TASK PROMPT:
Wherever the word "structure" appears in a line, extract that line.

INPUT DATA:
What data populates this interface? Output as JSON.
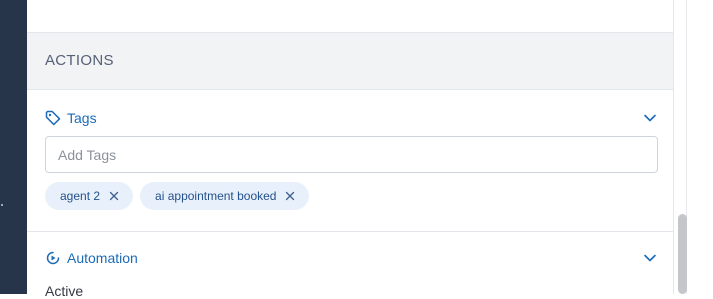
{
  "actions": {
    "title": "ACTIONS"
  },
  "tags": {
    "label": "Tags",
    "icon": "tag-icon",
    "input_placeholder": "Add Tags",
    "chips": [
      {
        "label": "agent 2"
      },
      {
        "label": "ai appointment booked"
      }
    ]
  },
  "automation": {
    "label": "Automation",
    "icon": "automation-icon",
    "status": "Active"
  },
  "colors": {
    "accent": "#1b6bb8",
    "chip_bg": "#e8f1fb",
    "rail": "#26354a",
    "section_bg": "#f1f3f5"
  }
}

...

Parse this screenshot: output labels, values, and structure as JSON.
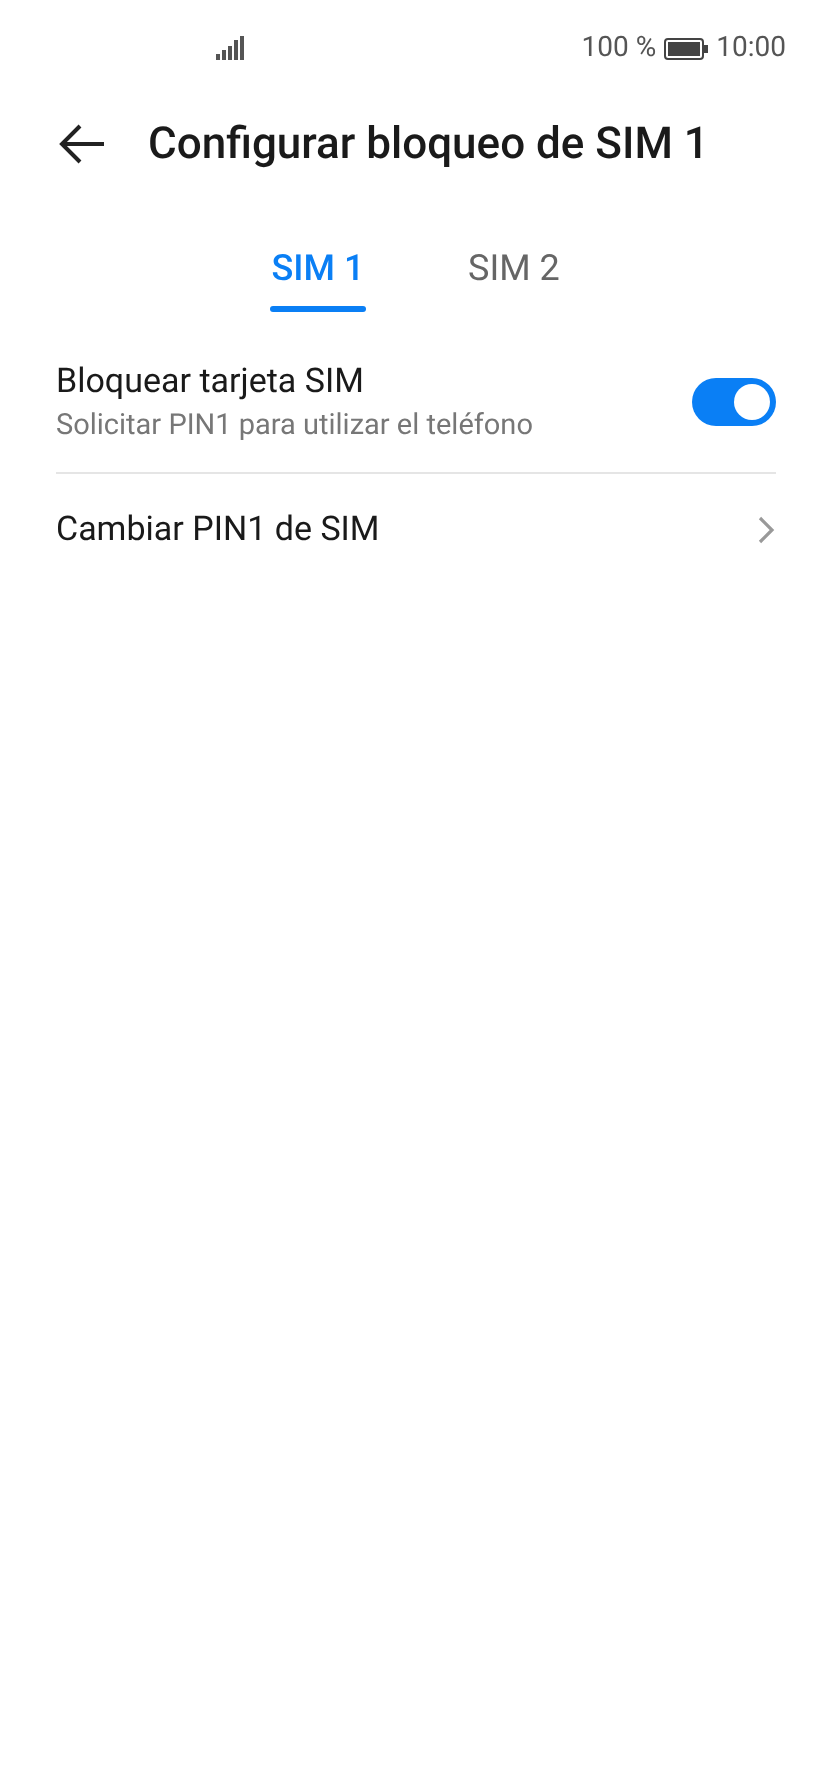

* * *

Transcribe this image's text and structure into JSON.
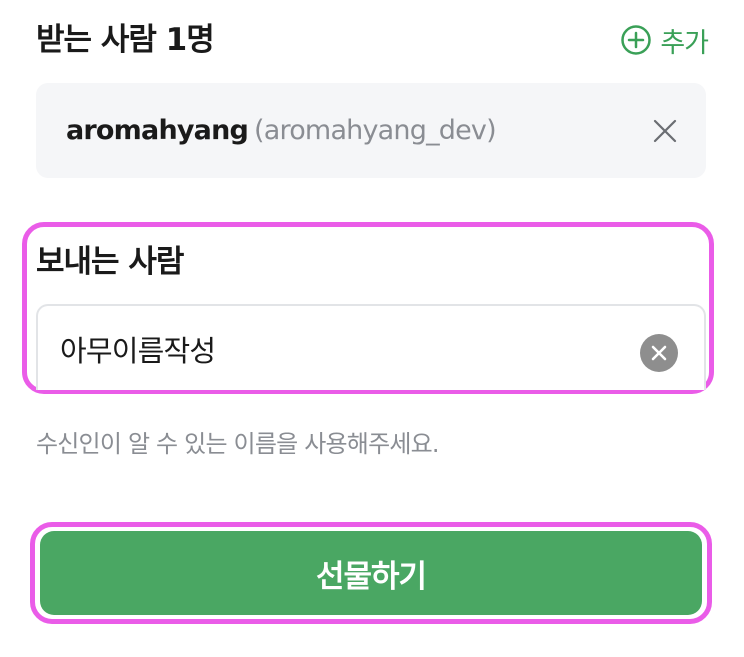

ANSWER TO THIS PROBLEM:
Parse this screenshot: output labels, values, and structure as JSON.
Transcribe this image's text and structure into JSON.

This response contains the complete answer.